Reproduce, without alteration, everything in the records from the line containing "tagline: A basic" down to the line containing "title-edition: (Basic): [438, 35, 569, 79]", including both of those lines.

EXERCISE INPUT:
________
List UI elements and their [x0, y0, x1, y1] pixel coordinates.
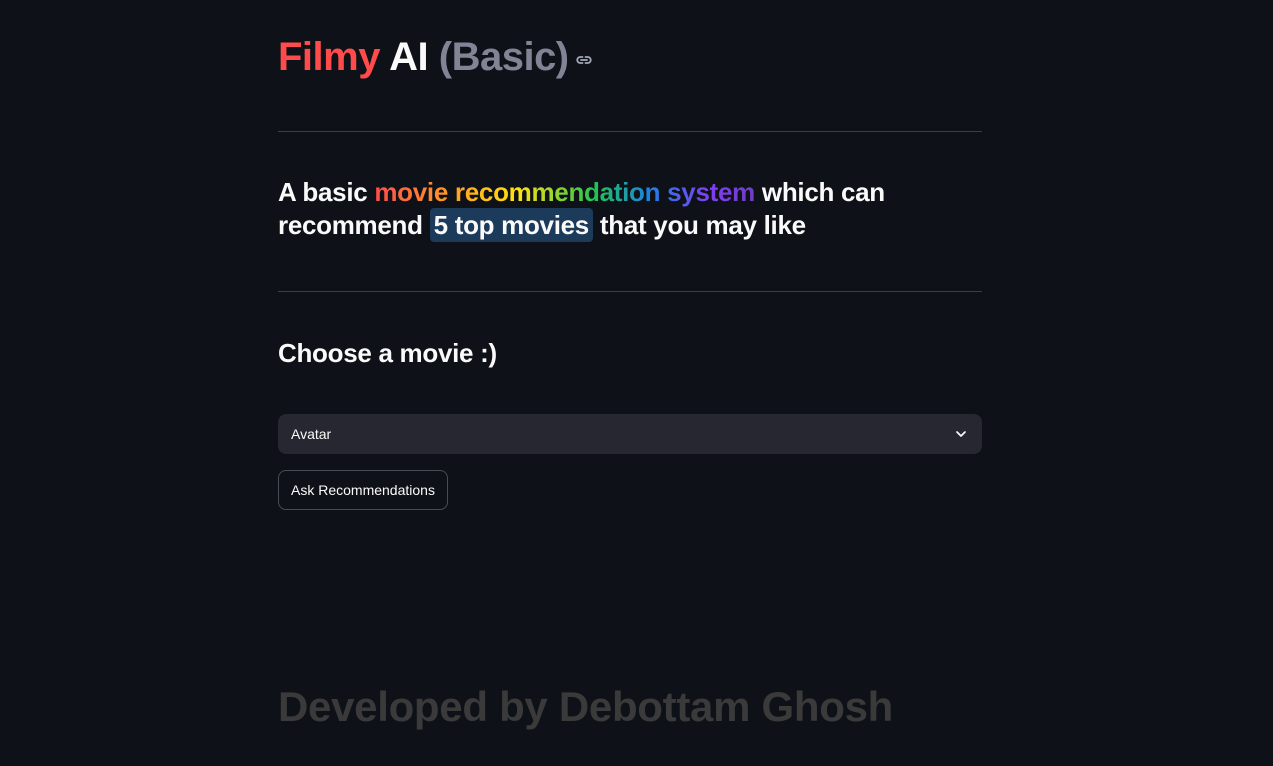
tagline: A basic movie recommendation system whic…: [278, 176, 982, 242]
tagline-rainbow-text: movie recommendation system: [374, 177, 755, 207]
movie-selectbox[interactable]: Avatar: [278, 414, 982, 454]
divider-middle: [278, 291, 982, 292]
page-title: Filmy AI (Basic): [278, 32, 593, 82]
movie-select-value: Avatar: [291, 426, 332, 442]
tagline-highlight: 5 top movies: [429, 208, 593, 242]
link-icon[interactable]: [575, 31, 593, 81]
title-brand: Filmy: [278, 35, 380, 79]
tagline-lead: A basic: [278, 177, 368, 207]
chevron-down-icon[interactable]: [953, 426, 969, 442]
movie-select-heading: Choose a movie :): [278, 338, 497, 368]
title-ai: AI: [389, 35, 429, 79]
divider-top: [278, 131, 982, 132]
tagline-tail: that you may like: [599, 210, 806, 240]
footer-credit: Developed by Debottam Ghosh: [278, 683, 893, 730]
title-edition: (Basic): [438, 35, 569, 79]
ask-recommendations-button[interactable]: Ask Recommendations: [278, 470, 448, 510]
________
EXERCISE OUTPUT:
tagline: A basic movie recommendation system whic…: [278, 176, 982, 242]
tagline-rainbow-text: movie recommendation system: [374, 177, 755, 207]
movie-selectbox[interactable]: Avatar: [278, 414, 982, 454]
divider-middle: [278, 291, 982, 292]
page-title: Filmy AI (Basic): [278, 32, 593, 82]
movie-select-value: Avatar: [291, 426, 332, 442]
tagline-highlight: 5 top movies: [429, 208, 593, 242]
link-icon[interactable]: [575, 31, 593, 81]
title-brand: Filmy: [278, 35, 380, 79]
tagline-lead: A basic: [278, 177, 368, 207]
chevron-down-icon[interactable]: [953, 426, 969, 442]
movie-select-heading: Choose a movie :): [278, 338, 497, 368]
title-ai: AI: [389, 35, 429, 79]
divider-top: [278, 131, 982, 132]
tagline-tail: that you may like: [599, 210, 806, 240]
footer-credit: Developed by Debottam Ghosh: [278, 683, 893, 730]
title-edition: (Basic): [438, 35, 569, 79]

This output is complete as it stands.